[EXERCISE] From the entries below, copy every line where the string "this" appears.

━━ GIVEN DATA ━━

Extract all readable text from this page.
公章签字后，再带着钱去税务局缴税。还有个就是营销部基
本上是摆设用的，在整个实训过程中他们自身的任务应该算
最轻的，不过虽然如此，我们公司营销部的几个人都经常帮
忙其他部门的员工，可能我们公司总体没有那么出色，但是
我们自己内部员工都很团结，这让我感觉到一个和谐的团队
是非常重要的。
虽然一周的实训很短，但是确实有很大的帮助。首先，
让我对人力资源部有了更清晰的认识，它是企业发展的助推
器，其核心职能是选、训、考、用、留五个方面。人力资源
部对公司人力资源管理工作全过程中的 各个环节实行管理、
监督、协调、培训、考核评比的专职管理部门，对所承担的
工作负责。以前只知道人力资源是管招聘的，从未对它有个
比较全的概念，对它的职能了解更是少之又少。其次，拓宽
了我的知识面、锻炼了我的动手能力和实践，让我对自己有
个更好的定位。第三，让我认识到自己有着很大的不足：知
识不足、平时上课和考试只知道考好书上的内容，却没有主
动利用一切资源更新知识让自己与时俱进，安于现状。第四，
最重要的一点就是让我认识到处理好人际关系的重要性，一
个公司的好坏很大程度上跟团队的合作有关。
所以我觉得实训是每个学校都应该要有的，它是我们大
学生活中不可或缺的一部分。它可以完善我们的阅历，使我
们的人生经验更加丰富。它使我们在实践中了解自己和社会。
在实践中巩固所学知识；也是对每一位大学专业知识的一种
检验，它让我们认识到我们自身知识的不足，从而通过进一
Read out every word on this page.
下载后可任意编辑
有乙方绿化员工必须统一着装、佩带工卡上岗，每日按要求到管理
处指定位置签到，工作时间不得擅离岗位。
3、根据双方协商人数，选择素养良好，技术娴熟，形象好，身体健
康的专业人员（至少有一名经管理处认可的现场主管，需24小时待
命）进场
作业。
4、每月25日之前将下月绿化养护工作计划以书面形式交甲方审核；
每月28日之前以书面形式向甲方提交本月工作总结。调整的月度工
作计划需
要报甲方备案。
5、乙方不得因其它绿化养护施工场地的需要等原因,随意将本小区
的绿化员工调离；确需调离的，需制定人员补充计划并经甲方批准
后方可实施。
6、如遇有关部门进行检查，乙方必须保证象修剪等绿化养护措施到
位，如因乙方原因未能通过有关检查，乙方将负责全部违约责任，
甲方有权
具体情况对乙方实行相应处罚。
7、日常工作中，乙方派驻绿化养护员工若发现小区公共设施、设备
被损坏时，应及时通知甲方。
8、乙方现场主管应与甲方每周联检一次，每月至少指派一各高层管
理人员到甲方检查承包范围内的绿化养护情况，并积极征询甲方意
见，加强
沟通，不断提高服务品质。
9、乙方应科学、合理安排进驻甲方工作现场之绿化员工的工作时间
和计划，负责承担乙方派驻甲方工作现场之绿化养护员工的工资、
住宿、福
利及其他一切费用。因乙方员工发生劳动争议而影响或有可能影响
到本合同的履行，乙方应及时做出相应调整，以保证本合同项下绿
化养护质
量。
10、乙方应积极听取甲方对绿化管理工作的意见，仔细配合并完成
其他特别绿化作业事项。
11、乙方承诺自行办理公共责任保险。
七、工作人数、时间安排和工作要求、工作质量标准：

━━━

[THE RESULT]
Extract all readable text from this page.
Read out every word on this page.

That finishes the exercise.